INSTRUCTION:
An exact copy of every record is needed.

[start]

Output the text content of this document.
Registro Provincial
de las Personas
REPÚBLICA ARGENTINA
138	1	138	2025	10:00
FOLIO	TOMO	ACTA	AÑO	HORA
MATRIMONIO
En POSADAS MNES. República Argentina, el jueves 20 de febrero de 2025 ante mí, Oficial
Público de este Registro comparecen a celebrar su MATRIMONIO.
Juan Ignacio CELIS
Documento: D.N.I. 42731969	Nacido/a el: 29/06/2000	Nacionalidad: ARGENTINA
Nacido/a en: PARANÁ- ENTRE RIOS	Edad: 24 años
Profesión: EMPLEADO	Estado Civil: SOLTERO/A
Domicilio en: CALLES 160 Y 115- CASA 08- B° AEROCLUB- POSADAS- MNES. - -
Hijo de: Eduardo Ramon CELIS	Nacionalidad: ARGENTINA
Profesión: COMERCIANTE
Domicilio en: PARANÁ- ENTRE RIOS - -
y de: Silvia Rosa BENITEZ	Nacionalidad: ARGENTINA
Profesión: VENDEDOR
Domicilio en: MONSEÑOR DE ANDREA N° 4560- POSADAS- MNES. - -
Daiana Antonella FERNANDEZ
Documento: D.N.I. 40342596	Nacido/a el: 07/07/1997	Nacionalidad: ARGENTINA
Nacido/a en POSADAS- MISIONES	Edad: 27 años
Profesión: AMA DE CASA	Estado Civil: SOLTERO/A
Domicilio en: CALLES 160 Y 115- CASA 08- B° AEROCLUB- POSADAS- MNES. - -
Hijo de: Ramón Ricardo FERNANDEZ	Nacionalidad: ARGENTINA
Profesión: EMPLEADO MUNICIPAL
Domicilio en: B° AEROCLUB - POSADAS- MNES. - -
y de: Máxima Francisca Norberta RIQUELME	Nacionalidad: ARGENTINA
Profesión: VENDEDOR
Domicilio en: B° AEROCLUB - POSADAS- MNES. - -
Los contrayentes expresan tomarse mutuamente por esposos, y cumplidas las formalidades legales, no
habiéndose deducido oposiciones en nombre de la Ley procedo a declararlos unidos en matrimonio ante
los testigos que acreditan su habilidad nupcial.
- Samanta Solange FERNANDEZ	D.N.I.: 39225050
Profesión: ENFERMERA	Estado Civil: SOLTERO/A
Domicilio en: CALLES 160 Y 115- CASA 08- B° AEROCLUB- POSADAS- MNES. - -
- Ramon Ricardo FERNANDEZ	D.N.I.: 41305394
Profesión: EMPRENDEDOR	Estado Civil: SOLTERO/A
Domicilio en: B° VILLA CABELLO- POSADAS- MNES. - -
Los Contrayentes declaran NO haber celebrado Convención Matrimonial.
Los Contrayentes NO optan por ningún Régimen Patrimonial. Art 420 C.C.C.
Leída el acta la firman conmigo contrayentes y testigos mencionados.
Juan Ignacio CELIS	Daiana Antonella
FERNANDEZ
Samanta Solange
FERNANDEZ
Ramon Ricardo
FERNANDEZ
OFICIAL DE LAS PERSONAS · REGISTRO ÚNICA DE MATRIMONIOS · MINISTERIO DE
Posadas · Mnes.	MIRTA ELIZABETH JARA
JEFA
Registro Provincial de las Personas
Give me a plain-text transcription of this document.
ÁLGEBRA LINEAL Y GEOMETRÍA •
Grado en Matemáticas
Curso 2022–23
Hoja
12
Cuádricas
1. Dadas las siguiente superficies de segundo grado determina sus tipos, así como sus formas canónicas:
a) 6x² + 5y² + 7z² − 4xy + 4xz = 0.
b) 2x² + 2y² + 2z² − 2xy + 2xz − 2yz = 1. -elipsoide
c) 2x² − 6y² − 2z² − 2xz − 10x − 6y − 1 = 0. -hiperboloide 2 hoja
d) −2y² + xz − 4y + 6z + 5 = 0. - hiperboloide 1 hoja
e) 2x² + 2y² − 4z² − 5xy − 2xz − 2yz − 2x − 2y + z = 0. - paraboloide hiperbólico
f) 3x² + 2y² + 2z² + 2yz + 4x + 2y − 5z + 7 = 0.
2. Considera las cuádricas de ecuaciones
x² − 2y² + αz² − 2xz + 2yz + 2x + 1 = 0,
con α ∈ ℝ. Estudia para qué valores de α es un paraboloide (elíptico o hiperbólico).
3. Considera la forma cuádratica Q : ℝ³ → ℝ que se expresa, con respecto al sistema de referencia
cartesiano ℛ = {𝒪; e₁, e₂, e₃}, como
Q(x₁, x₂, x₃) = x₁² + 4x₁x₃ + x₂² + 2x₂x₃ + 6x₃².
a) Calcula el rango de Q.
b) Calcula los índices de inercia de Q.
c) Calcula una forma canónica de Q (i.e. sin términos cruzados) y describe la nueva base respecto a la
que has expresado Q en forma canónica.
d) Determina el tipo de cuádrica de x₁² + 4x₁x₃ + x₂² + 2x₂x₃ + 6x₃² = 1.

[end]

EXERCISE OUTPUT:
Output the text content of this document.
Registro Provincial
de las Personas
REPÚBLICA ARGENTINA
138	1	138	2025	10:00
FOLIO	TOMO	ACTA	AÑO	HORA
MATRIMONIO
En POSADAS MNES. República Argentina, el jueves 20 de febrero de 2025 ante mí, Oficial
Público de este Registro comparecen a celebrar su MATRIMONIO.
Juan Ignacio CELIS
Documento: D.N.I. 42731969	Nacido/a el: 29/06/2000	Nacionalidad: ARGENTINA
Nacido/a en: PARANÁ- ENTRE RIOS	Edad: 24 años
Profesión: EMPLEADO	Estado Civil: SOLTERO/A
Domicilio en: CALLES 160 Y 115- CASA 08- B° AEROCLUB- POSADAS- MNES. - -
Hijo de: Eduardo Ramon CELIS	Nacionalidad: ARGENTINA
Profesión: COMERCIANTE
Domicilio en: PARANÁ- ENTRE RIOS - -
y de: Silvia Rosa BENITEZ	Nacionalidad: ARGENTINA
Profesión: VENDEDOR
Domicilio en: MONSEÑOR DE ANDREA N° 4560- POSADAS- MNES. - -
Daiana Antonella FERNANDEZ
Documento: D.N.I. 40342596	Nacido/a el: 07/07/1997	Nacionalidad: ARGENTINA
Nacido/a en POSADAS- MISIONES	Edad: 27 años
Profesión: AMA DE CASA	Estado Civil: SOLTERO/A
Domicilio en: CALLES 160 Y 115- CASA 08- B° AEROCLUB- POSADAS- MNES. - -
Hijo de: Ramón Ricardo FERNANDEZ	Nacionalidad: ARGENTINA
Profesión: EMPLEADO MUNICIPAL
Domicilio en: B° AEROCLUB - POSADAS- MNES. - -
y de: Máxima Francisca Norberta RIQUELME	Nacionalidad: ARGENTINA
Profesión: VENDEDOR
Domicilio en: B° AEROCLUB - POSADAS- MNES. - -
Los contrayentes expresan tomarse mutuamente por esposos, y cumplidas las formalidades legales, no
habiéndose deducido oposiciones en nombre de la Ley procedo a declararlos unidos en matrimonio ante
los testigos que acreditan su habilidad nupcial.
- Samanta Solange FERNANDEZ	D.N.I.: 39225050
Profesión: ENFERMERA	Estado Civil: SOLTERO/A
Domicilio en: CALLES 160 Y 115- CASA 08- B° AEROCLUB- POSADAS- MNES. - -
- Ramon Ricardo FERNANDEZ	D.N.I.: 41305394
Profesión: EMPRENDEDOR	Estado Civil: SOLTERO/A
Domicilio en: B° VILLA CABELLO- POSADAS- MNES. - -
Los Contrayentes declaran NO haber celebrado Convención Matrimonial.
Los Contrayentes NO optan por ningún Régimen Patrimonial. Art 420 C.C.C.
Leída el acta la firman conmigo contrayentes y testigos mencionados.
Juan Ignacio CELIS	Daiana Antonella
FERNANDEZ
Samanta Solange
FERNANDEZ
Ramon Ricardo
FERNANDEZ
OFICIAL DE LAS PERSONAS · REGISTRO ÚNICA DE MATRIMONIOS · MINISTERIO DE
Posadas · Mnes.	MIRTA ELIZABETH JARA
JEFA
Registro Provincial de las Personas
Give me a plain-text transcription of this document.
ÁLGEBRA LINEAL Y GEOMETRÍA •
Grado en Matemáticas
Curso 2022–23
Hoja
12
Cuádricas
1. Dadas las siguiente superficies de segundo grado determina sus tipos, así como sus formas canónicas:
a) 6x² + 5y² + 7z² − 4xy + 4xz = 0.
b) 2x² + 2y² + 2z² − 2xy + 2xz − 2yz = 1. -elipsoide
c) 2x² − 6y² − 2z² − 2xz − 10x − 6y − 1 = 0. -hiperboloide 2 hoja
d) −2y² + xz − 4y + 6z + 5 = 0. - hiperboloide 1 hoja
e) 2x² + 2y² − 4z² − 5xy − 2xz − 2yz − 2x − 2y + z = 0. - paraboloide hiperbólico
f) 3x² + 2y² + 2z² + 2yz + 4x + 2y − 5z + 7 = 0.
2. Considera las cuádricas de ecuaciones
x² − 2y² + αz² − 2xz + 2yz + 2x + 1 = 0,
con α ∈ ℝ. Estudia para qué valores de α es un paraboloide (elíptico o hiperbólico).
3. Considera la forma cuádratica Q : ℝ³ → ℝ que se expresa, con respecto al sistema de referencia
cartesiano ℛ = {𝒪; e₁, e₂, e₃}, como
Q(x₁, x₂, x₃) = x₁² + 4x₁x₃ + x₂² + 2x₂x₃ + 6x₃².
a) Calcula el rango de Q.
b) Calcula los índices de inercia de Q.
c) Calcula una forma canónica de Q (i.e. sin términos cruzados) y describe la nueva base respecto a la
que has expresado Q en forma canónica.
d) Determina el tipo de cuádrica de x₁² + 4x₁x₃ + x₂² + 2x₂x₃ + 6x₃² = 1.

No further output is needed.